## Task statement
Only the text of the records below belongs in the answer, copied exactly, with pictures omitted.

(Document page transcript entries)
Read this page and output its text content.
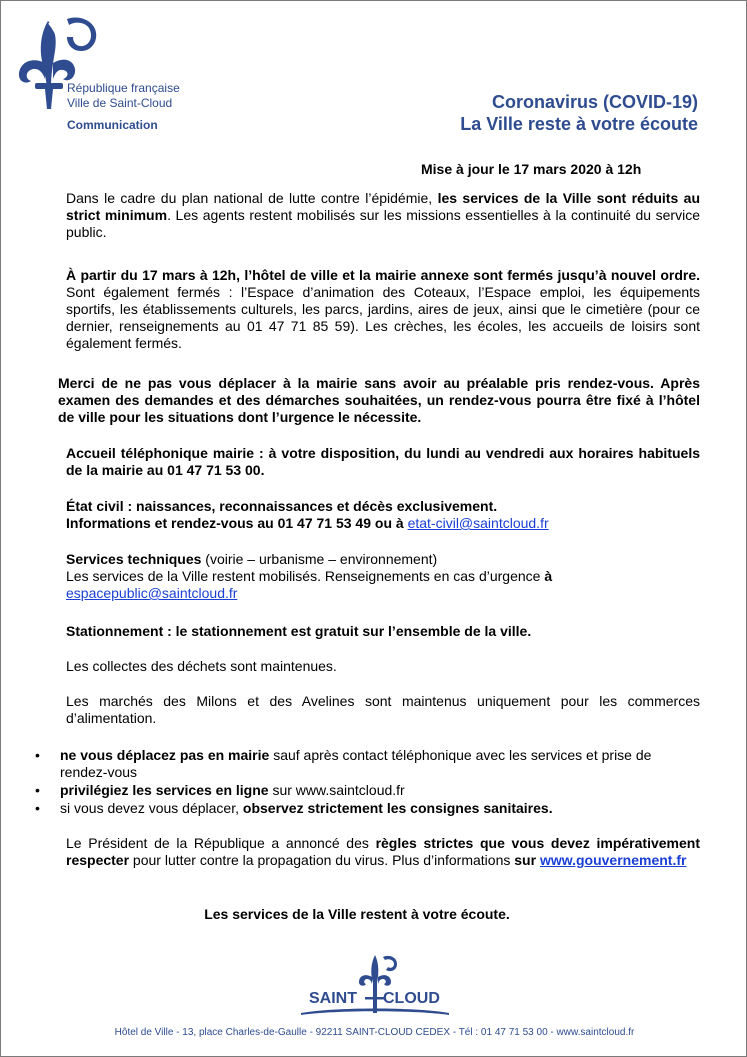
République française
Ville de Saint-Cloud
Communication
Coronavirus (COVID-19)
La Ville reste à votre écoute
Mise à jour le 17 mars 2020 à 12h
Dans le cadre du plan national de lutte contre l’épidémie, les services de la Ville sont réduits au strict minimum. Les agents restent mobilisés sur les missions essentielles à la continuité du service public.
À partir du 17 mars à 12h, l’hôtel de ville et la mairie annexe sont fermés jusqu’à nouvel ordre. Sont également fermés : l’Espace d’animation des Coteaux, l’Espace emploi, les équipements sportifs, les établissements culturels, les parcs, jardins, aires de jeux, ainsi que le cimetière (pour ce dernier, renseignements au 01 47 71 85 59). Les crèches, les écoles, les accueils de loisirs sont également fermés.
Merci de ne pas vous déplacer à la mairie sans avoir au préalable pris rendez-vous. Après examen des demandes et des démarches souhaitées, un rendez-vous pourra être fixé à l’hôtel de ville pour les situations dont l’urgence le nécessite.
Accueil téléphonique mairie : à votre disposition, du lundi au vendredi aux horaires habituels de la mairie au 01 47 71 53 00.
État civil : naissances, reconnaissances et décès exclusivement.
Informations et rendez-vous au 01 47 71 53 49 ou à etat-civil@saintcloud.fr
Services techniques (voirie – urbanisme – environnement)
Les services de la Ville restent mobilisés. Renseignements en cas d’urgence à
espacepublic@saintcloud.fr
Stationnement : le stationnement est gratuit sur l’ensemble de la ville.
Les collectes des déchets sont maintenues.
Les marchés des Milons et des Avelines sont maintenus uniquement pour les commerces d’alimentation.
• ne vous déplacez pas en mairie sauf après contact téléphonique avec les services et prise de rendez-vous
• privilégiez les services en ligne sur www.saintcloud.fr
• si vous devez vous déplacer, observez strictement les consignes sanitaires.
Le Président de la République a annoncé des règles strictes que vous devez impérativement respecter pour lutter contre la propagation du virus. Plus d’informations sur www.gouvernement.fr
Les services de la Ville restent à votre écoute.
SAINT CLOUD
Hôtel de Ville - 13, place Charles-de-Gaulle - 92211 SAINT-CLOUD CEDEX - Tél : 01 47 71 53 00 - www.saintcloud.fr
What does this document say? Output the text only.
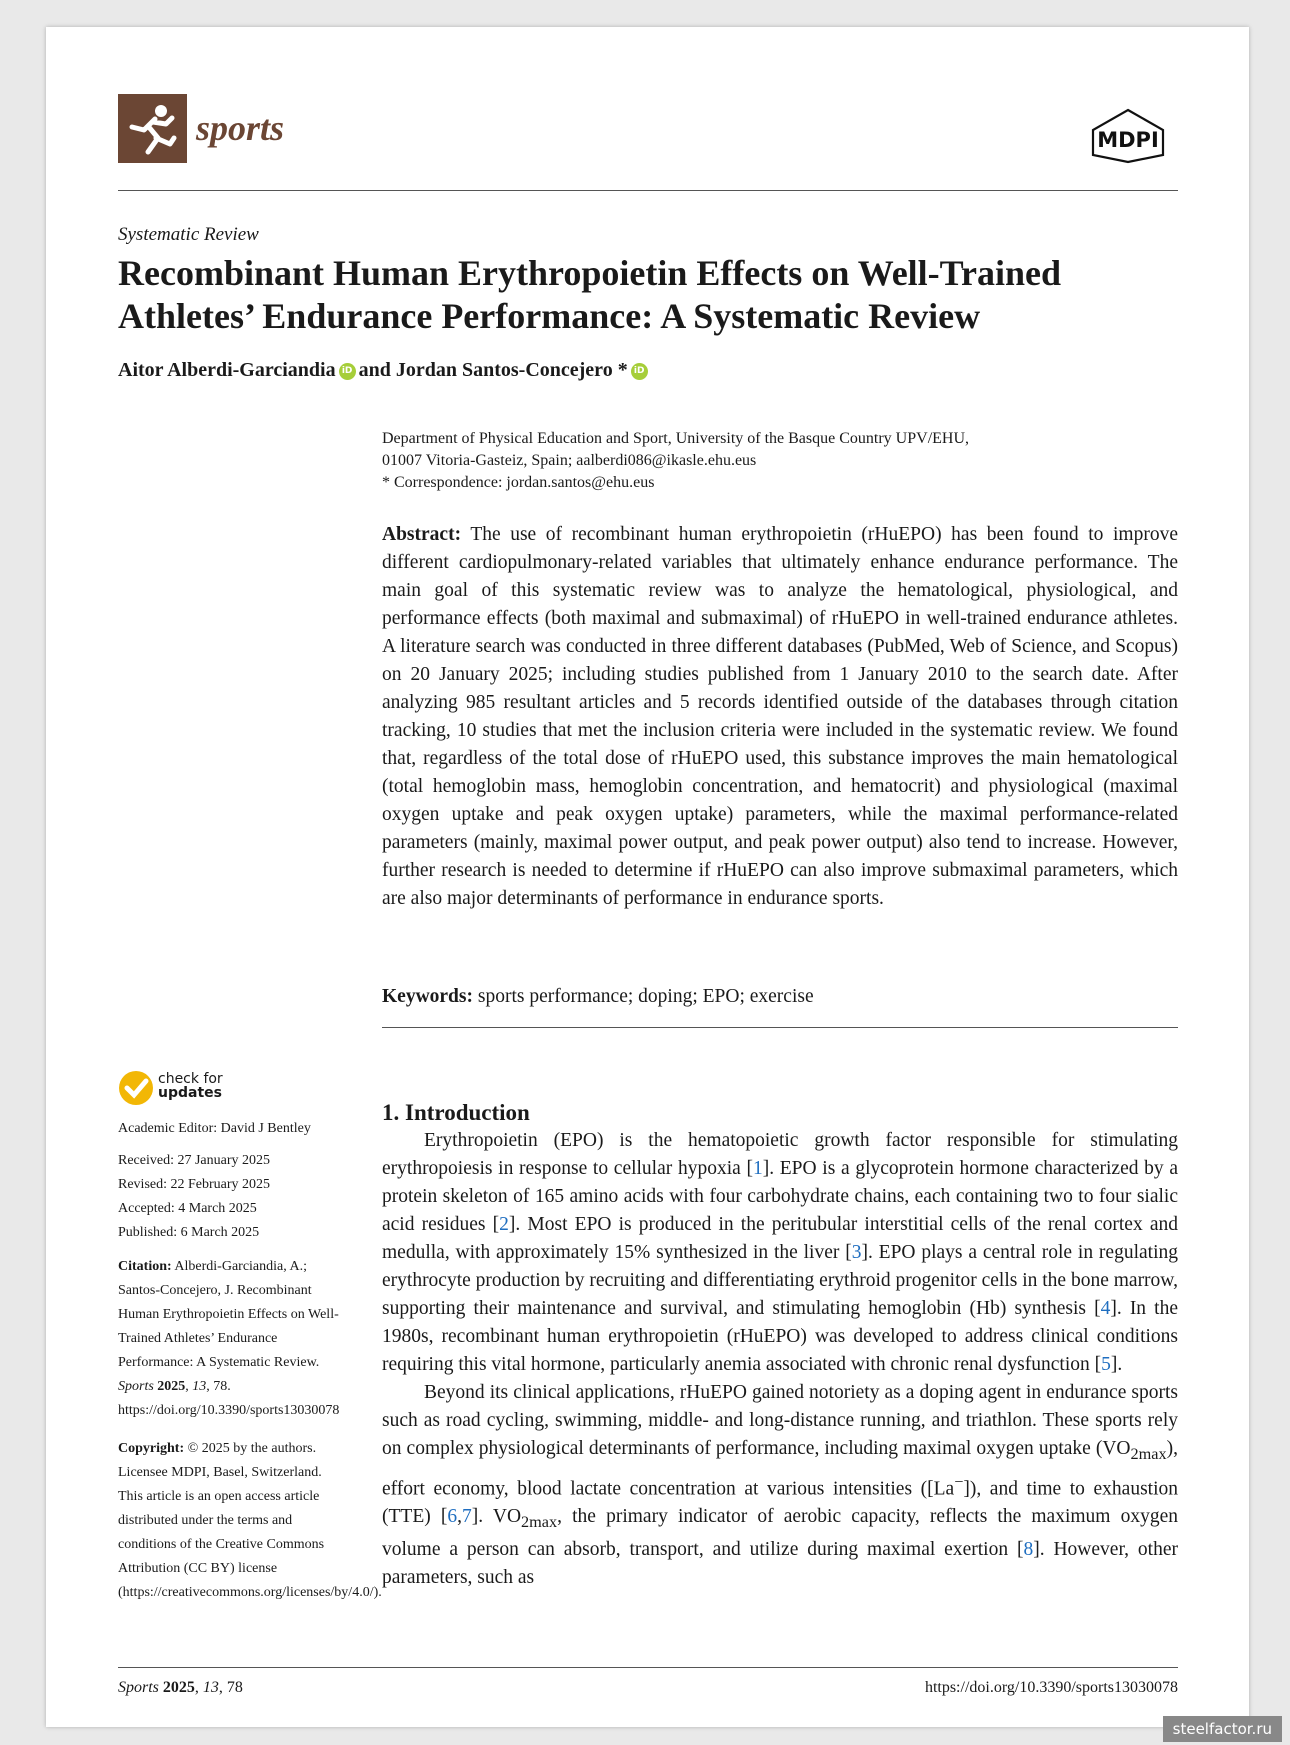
sports	MDPI
Systematic Review
Recombinant Human Erythropoietin Effects on Well-Trained Athletes’ Endurance Performance: A Systematic Review
Aitor Alberdi-Garciandia iD and Jordan Santos-Concejero * iD
Department of Physical Education and Sport, University of the Basque Country UPV/EHU,
01007 Vitoria-Gasteiz, Spain; aalberdi086@ikasle.ehu.eus
* Correspondence: jordan.santos@ehu.eus
Abstract: The use of recombinant human erythropoietin (rHuEPO) has been found to improve different cardiopulmonary-related variables that ultimately enhance endurance performance. The main goal of this systematic review was to analyze the hematological, physiological, and performance effects (both maximal and submaximal) of rHuEPO in well-trained endurance athletes. A literature search was conducted in three different databases (PubMed, Web of Science, and Scopus) on 20 January 2025; including studies published from 1 January 2010 to the search date. After analyzing 985 resultant articles and 5 records identified outside of the databases through citation tracking, 10 studies that met the inclusion criteria were included in the systematic review. We found that, regardless of the total dose of rHuEPO used, this substance improves the main hematological (total hemoglobin mass, hemoglobin concentration, and hematocrit) and physiological (maximal oxygen uptake and peak oxygen uptake) parameters, while the maximal performance-related parameters (mainly, maximal power output, and peak power output) also tend to increase. However, further research is needed to determine if rHuEPO can also improve submaximal parameters, which are also major determinants of performance in endurance sports.
Keywords: sports performance; doping; EPO; exercise
1. Introduction

Erythropoietin (EPO) is the hematopoietic growth factor responsible for stimulating erythropoiesis in response to cellular hypoxia [1]. EPO is a glycoprotein hormone characterized by a protein skeleton of 165 amino acids with four carbohydrate chains, each containing two to four sialic acid residues [2]. Most EPO is produced in the peritubular interstitial cells of the renal cortex and medulla, with approximately 15% synthesized in the liver [3]. EPO plays a central role in regulating erythrocyte production by recruiting and differentiating erythroid progenitor cells in the bone marrow, supporting their maintenance and survival, and stimulating hemoglobin (Hb) synthesis [4]. In the 1980s, recombinant human erythropoietin (rHuEPO) was developed to address clinical conditions requiring this vital hormone, particularly anemia associated with chronic renal dysfunction [5].

Beyond its clinical applications, rHuEPO gained notoriety as a doping agent in endurance sports such as road cycling, swimming, middle- and long-distance running, and triathlon. These sports rely on complex physiological determinants of performance, including maximal oxygen uptake $(VO_{2max})$, effort economy, blood lactate concentration at various intensities ([La−]), and time to exhaustion (TTE) [6,7]. $VO_{2max}$, the primary indicator of aerobic capacity, reflects the maximum oxygen volume a person can absorb, transport, and utilize during maximal exertion [8]. However, other parameters, such as

check for
updates
Academic Editor: David J Bentley
Received: 27 January 2025
Revised: 22 February 2025
Accepted: 4 March 2025
Published: 6 March 2025
Citation: Alberdi-Garciandia, A.; Santos-Concejero, J. Recombinant Human Erythropoietin Effects on Well-Trained Athletes’ Endurance Performance: A Systematic Review. Sports 2025, 13, 78. https://doi.org/10.3390/sports13030078
Copyright: © 2025 by the authors. Licensee MDPI, Basel, Switzerland. This article is an open access article distributed under the terms and conditions of the Creative Commons Attribution (CC BY) license (https://creativecommons.org/licenses/by/4.0/).
Sports 2025, 13, 78	https://doi.org/10.3390/sports13030078
steelfactor.ru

## Result of this task
Read this page and output its text content.
République française
Ville de Saint-Cloud
Communication
Coronavirus (COVID-19)
La Ville reste à votre écoute
Mise à jour le 17 mars 2020 à 12h
Dans le cadre du plan national de lutte contre l’épidémie, les services de la Ville sont réduits au strict minimum. Les agents restent mobilisés sur les missions essentielles à la continuité du service public.
À partir du 17 mars à 12h, l’hôtel de ville et la mairie annexe sont fermés jusqu’à nouvel ordre. Sont également fermés : l’Espace d’animation des Coteaux, l’Espace emploi, les équipements sportifs, les établissements culturels, les parcs, jardins, aires de jeux, ainsi que le cimetière (pour ce dernier, renseignements au 01 47 71 85 59). Les crèches, les écoles, les accueils de loisirs sont également fermés.
Merci de ne pas vous déplacer à la mairie sans avoir au préalable pris rendez-vous. Après examen des demandes et des démarches souhaitées, un rendez-vous pourra être fixé à l’hôtel de ville pour les situations dont l’urgence le nécessite.
Accueil téléphonique mairie : à votre disposition, du lundi au vendredi aux horaires habituels de la mairie au 01 47 71 53 00.
État civil : naissances, reconnaissances et décès exclusivement.
Informations et rendez-vous au 01 47 71 53 49 ou à etat-civil@saintcloud.fr
Services techniques (voirie – urbanisme – environnement)
Les services de la Ville restent mobilisés. Renseignements en cas d’urgence à
espacepublic@saintcloud.fr
Stationnement : le stationnement est gratuit sur l’ensemble de la ville.
Les collectes des déchets sont maintenues.
Les marchés des Milons et des Avelines sont maintenus uniquement pour les commerces d’alimentation.
• ne vous déplacez pas en mairie sauf après contact téléphonique avec les services et prise de rendez-vous
• privilégiez les services en ligne sur www.saintcloud.fr
• si vous devez vous déplacer, observez strictement les consignes sanitaires.
Le Président de la République a annoncé des règles strictes que vous devez impérativement respecter pour lutter contre la propagation du virus. Plus d’informations sur www.gouvernement.fr
Les services de la Ville restent à votre écoute.
SAINT CLOUD
Hôtel de Ville - 13, place Charles-de-Gaulle - 92211 SAINT-CLOUD CEDEX - Tél : 01 47 71 53 00 - www.saintcloud.fr
What does this document say? Output the text only.
sports	MDPI
Systematic Review
Recombinant Human Erythropoietin Effects on Well-Trained Athletes’ Endurance Performance: A Systematic Review
Aitor Alberdi-Garciandia iD and Jordan Santos-Concejero * iD
Department of Physical Education and Sport, University of the Basque Country UPV/EHU,
01007 Vitoria-Gasteiz, Spain; aalberdi086@ikasle.ehu.eus
* Correspondence: jordan.santos@ehu.eus
Abstract: The use of recombinant human erythropoietin (rHuEPO) has been found to improve different cardiopulmonary-related variables that ultimately enhance endurance performance. The main goal of this systematic review was to analyze the hematological, physiological, and performance effects (both maximal and submaximal) of rHuEPO in well-trained endurance athletes. A literature search was conducted in three different databases (PubMed, Web of Science, and Scopus) on 20 January 2025; including studies published from 1 January 2010 to the search date. After analyzing 985 resultant articles and 5 records identified outside of the databases through citation tracking, 10 studies that met the inclusion criteria were included in the systematic review. We found that, regardless of the total dose of rHuEPO used, this substance improves the main hematological (total hemoglobin mass, hemoglobin concentration, and hematocrit) and physiological (maximal oxygen uptake and peak oxygen uptake) parameters, while the maximal performance-related parameters (mainly, maximal power output, and peak power output) also tend to increase. However, further research is needed to determine if rHuEPO can also improve submaximal parameters, which are also major determinants of performance in endurance sports.
Keywords: sports performance; doping; EPO; exercise
1. Introduction

Erythropoietin (EPO) is the hematopoietic growth factor responsible for stimulating erythropoiesis in response to cellular hypoxia [1]. EPO is a glycoprotein hormone characterized by a protein skeleton of 165 amino acids with four carbohydrate chains, each containing two to four sialic acid residues [2]. Most EPO is produced in the peritubular interstitial cells of the renal cortex and medulla, with approximately 15% synthesized in the liver [3]. EPO plays a central role in regulating erythrocyte production by recruiting and differentiating erythroid progenitor cells in the bone marrow, supporting their maintenance and survival, and stimulating hemoglobin (Hb) synthesis [4]. In the 1980s, recombinant human erythropoietin (rHuEPO) was developed to address clinical conditions requiring this vital hormone, particularly anemia associated with chronic renal dysfunction [5].

Beyond its clinical applications, rHuEPO gained notoriety as a doping agent in endurance sports such as road cycling, swimming, middle- and long-distance running, and triathlon. These sports rely on complex physiological determinants of performance, including maximal oxygen uptake $(VO_{2max})$, effort economy, blood lactate concentration at various intensities ([La−]), and time to exhaustion (TTE) [6,7]. $VO_{2max}$, the primary indicator of aerobic capacity, reflects the maximum oxygen volume a person can absorb, transport, and utilize during maximal exertion [8]. However, other parameters, such as

check for
updates
Academic Editor: David J Bentley
Received: 27 January 2025
Revised: 22 February 2025
Accepted: 4 March 2025
Published: 6 March 2025
Citation: Alberdi-Garciandia, A.; Santos-Concejero, J. Recombinant Human Erythropoietin Effects on Well-Trained Athletes’ Endurance Performance: A Systematic Review. Sports 2025, 13, 78. https://doi.org/10.3390/sports13030078
Copyright: © 2025 by the authors. Licensee MDPI, Basel, Switzerland. This article is an open access article distributed under the terms and conditions of the Creative Commons Attribution (CC BY) license (https://creativecommons.org/licenses/by/4.0/).
Sports 2025, 13, 78	https://doi.org/10.3390/sports13030078
steelfactor.ru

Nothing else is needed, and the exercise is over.